[Records from a data collection]
_ _ _ _
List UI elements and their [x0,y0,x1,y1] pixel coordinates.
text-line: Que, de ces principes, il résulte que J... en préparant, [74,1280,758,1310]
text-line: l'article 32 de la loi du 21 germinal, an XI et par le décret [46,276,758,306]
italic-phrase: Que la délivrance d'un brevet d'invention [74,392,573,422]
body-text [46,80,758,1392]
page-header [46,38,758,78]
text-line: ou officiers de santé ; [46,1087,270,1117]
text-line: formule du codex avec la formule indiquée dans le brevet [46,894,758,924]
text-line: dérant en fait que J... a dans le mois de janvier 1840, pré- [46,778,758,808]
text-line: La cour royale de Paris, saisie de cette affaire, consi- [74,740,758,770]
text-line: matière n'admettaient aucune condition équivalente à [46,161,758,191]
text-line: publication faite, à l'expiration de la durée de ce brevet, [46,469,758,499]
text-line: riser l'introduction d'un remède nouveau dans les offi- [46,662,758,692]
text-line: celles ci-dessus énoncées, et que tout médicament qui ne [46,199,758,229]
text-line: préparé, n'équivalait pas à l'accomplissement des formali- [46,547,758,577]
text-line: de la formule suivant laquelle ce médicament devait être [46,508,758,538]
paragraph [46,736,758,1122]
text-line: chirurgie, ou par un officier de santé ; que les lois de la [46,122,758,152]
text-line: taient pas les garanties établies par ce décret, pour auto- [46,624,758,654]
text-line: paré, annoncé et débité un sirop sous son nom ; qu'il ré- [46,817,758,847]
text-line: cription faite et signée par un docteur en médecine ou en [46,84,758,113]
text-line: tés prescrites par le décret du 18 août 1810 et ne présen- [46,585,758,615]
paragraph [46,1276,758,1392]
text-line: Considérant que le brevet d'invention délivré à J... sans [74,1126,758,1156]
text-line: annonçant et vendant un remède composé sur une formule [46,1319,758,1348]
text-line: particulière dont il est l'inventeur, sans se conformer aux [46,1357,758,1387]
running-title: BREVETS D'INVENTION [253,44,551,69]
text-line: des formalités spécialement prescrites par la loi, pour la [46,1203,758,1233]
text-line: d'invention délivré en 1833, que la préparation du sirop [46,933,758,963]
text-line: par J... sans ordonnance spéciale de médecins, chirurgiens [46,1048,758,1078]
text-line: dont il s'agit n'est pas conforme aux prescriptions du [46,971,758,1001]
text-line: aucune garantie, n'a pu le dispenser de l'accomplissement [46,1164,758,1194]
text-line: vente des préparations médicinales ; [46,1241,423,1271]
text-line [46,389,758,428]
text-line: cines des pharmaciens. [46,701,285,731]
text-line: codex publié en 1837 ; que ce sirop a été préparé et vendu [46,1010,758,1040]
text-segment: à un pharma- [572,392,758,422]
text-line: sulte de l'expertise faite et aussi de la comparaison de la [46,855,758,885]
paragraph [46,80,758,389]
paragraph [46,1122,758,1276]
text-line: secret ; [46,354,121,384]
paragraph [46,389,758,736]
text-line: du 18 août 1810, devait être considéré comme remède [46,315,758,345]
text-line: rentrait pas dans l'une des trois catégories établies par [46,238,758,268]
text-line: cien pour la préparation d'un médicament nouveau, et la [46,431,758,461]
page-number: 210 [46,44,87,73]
_ _ _ _
Present the lines of the material above as a numbered list, omitting any blank lines.

1. List UI elements and their [x0,y0,x1,y1] pixel coordinates.
2. text-line: Que, de ces principes, il résulte que J... en préparant, [74,1280,758,1310]
3. text-line: l'article 32 de la loi du 21 germinal, an XI et par le décret [46,276,758,306]
4. italic-phrase: Que la délivrance d'un brevet d'invention [74,392,573,422]
5. body-text [46,80,758,1392]
6. page-header [46,38,758,78]
7. text-line: ou officiers de santé ; [46,1087,270,1117]
8. text-line: formule du codex avec la formule indiquée dans le brevet [46,894,758,924]
9. text-line: dérant en fait que J... a dans le mois de janvier 1840, pré- [46,778,758,808]
10. text-line: La cour royale de Paris, saisie de cette affaire, consi- [74,740,758,770]
11. text-line: matière n'admettaient aucune condition équivalente à [46,161,758,191]
12. text-line: publication faite, à l'expiration de la durée de ce brevet, [46,469,758,499]
13. text-line: riser l'introduction d'un remède nouveau dans les offi- [46,662,758,692]
14. text-line: celles ci-dessus énoncées, et que tout médicament qui ne [46,199,758,229]
15. text-line: préparé, n'équivalait pas à l'accomplissement des formali- [46,547,758,577]
16. text-line: de la formule suivant laquelle ce médicament devait être [46,508,758,538]
17. paragraph [46,736,758,1122]
18. text-line: chirurgie, ou par un officier de santé ; que les lois de la [46,122,758,152]
19. text-line: taient pas les garanties établies par ce décret, pour auto- [46,624,758,654]
20. text-line: paré, annoncé et débité un sirop sous son nom ; qu'il ré- [46,817,758,847]
21. text-line: cription faite et signée par un docteur en médecine ou en [46,84,758,113]
22. text-line: tés prescrites par le décret du 18 août 1810 et ne présen- [46,585,758,615]
23. paragraph [46,1276,758,1392]
24. text-line: Considérant que le brevet d'invention délivré à J... sans [74,1126,758,1156]
25. text-line: annonçant et vendant un remède composé sur une formule [46,1319,758,1348]
26. text-line: particulière dont il est l'inventeur, sans se conformer aux [46,1357,758,1387]
27. running-title: BREVETS D'INVENTION [253,44,551,69]
28. text-line: des formalités spécialement prescrites par la loi, pour la [46,1203,758,1233]
29. text-line: d'invention délivré en 1833, que la préparation du sirop [46,933,758,963]
30. text-line: par J... sans ordonnance spéciale de médecins, chirurgiens [46,1048,758,1078]
31. text-line: dont il s'agit n'est pas conforme aux prescriptions du [46,971,758,1001]
32. text-line: aucune garantie, n'a pu le dispenser de l'accomplissement [46,1164,758,1194]
33. text-line: vente des préparations médicinales ; [46,1241,423,1271]
34. text-line [46,389,758,428]
35. text-line: cines des pharmaciens. [46,701,285,731]
36. text-line: codex publié en 1837 ; que ce sirop a été préparé et vendu [46,1010,758,1040]
37. text-segment: à un pharma- [572,392,758,422]
38. text-line: sulte de l'expertise faite et aussi de la comparaison de la [46,855,758,885]
39. paragraph [46,80,758,389]
40. paragraph [46,1122,758,1276]
41. text-line: secret ; [46,354,121,384]
42. paragraph [46,389,758,736]
43. text-line: du 18 août 1810, devait être considéré comme remède [46,315,758,345]
44. text-line: rentrait pas dans l'une des trois catégories établies par [46,238,758,268]
45. text-line: cien pour la préparation d'un médicament nouveau, et la [46,431,758,461]
46. page-number: 210 [46,44,87,73]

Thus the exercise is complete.